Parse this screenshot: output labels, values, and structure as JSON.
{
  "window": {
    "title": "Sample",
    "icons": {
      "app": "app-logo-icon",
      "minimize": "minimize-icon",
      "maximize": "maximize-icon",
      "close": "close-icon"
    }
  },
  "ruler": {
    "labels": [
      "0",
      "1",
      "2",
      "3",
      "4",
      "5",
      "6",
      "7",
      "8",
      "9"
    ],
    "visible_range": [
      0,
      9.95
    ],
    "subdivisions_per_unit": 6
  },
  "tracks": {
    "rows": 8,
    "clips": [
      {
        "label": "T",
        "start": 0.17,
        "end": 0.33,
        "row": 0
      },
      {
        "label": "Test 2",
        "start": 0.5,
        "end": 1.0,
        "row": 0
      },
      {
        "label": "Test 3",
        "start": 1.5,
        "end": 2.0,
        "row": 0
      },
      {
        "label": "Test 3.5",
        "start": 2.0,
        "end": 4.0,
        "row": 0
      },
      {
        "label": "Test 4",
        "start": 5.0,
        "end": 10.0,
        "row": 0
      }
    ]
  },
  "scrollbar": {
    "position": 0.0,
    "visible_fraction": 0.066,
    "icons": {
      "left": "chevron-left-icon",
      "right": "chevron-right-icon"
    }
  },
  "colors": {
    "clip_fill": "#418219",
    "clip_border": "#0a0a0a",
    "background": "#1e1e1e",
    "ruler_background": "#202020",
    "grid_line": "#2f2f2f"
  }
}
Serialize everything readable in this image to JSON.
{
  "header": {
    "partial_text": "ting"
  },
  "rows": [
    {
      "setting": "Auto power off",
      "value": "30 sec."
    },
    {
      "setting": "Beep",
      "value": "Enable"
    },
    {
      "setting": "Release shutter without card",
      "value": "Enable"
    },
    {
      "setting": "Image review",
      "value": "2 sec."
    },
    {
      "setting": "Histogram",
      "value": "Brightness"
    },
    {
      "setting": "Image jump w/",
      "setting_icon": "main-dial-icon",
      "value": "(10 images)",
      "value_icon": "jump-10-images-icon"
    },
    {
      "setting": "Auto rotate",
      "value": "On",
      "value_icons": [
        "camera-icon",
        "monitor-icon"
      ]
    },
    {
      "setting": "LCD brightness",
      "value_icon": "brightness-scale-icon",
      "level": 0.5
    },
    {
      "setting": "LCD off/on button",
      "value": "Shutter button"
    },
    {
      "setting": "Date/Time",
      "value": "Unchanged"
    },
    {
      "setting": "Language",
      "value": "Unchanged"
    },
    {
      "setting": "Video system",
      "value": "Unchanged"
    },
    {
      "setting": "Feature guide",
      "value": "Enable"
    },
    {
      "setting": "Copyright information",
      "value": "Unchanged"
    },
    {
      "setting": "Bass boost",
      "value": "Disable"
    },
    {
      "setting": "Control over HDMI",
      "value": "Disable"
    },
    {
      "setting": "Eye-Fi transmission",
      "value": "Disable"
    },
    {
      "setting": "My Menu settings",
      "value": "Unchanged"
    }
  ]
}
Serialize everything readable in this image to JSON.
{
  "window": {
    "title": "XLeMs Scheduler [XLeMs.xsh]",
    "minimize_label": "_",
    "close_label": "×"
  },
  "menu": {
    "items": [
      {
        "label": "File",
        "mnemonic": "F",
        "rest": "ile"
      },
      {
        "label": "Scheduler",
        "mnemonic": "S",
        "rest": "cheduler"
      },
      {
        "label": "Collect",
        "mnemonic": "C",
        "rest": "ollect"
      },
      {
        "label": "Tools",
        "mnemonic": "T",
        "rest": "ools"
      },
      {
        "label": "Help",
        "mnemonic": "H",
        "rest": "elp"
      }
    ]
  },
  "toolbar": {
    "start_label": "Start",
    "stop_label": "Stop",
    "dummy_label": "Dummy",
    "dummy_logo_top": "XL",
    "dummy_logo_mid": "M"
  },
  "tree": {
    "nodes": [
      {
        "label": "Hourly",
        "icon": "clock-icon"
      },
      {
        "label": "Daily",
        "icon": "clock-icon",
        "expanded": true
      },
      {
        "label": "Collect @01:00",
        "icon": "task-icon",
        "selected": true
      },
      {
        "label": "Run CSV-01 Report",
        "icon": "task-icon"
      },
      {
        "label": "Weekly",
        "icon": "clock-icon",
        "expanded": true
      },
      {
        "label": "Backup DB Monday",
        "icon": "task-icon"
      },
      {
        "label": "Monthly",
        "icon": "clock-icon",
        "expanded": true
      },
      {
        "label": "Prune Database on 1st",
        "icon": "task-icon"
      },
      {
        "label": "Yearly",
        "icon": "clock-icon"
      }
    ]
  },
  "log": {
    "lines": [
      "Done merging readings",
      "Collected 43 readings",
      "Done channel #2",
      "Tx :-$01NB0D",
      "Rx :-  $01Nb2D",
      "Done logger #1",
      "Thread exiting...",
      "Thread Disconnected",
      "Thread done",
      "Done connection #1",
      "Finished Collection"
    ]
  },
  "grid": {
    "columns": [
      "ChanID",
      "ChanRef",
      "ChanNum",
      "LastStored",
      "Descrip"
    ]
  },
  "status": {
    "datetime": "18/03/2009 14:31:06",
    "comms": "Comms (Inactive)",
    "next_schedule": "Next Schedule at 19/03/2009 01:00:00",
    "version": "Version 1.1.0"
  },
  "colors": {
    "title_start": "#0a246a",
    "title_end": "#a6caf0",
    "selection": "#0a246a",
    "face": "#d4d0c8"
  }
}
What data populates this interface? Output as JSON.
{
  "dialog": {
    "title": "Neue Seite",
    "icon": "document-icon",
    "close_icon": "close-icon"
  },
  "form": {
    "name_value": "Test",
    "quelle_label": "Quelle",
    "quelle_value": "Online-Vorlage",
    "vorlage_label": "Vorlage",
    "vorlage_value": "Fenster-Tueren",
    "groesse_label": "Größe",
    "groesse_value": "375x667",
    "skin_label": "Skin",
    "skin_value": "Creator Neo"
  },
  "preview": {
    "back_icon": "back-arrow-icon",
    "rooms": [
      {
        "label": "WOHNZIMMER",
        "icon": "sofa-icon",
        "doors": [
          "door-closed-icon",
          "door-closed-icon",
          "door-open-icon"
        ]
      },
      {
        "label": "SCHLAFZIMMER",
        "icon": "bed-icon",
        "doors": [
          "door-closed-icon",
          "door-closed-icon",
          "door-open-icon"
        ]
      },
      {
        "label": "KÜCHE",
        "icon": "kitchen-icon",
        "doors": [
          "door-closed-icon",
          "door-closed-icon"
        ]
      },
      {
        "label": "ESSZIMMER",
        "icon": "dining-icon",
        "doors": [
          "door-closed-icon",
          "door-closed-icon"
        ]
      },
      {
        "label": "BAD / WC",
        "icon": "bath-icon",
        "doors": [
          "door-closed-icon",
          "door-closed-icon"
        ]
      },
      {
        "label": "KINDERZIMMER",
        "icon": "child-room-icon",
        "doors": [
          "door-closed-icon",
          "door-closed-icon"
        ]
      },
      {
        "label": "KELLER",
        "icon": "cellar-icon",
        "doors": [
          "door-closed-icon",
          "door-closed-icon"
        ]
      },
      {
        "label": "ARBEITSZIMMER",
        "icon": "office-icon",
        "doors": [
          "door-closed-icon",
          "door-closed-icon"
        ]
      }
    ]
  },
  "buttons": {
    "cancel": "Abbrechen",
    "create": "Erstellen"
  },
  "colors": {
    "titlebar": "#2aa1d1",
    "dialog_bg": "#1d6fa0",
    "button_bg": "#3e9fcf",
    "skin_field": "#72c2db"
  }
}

________________________________________

» **Task instructions**: Using the data above, say how many lines include "Auto". No other reply is needed.

» **Written solution**: 2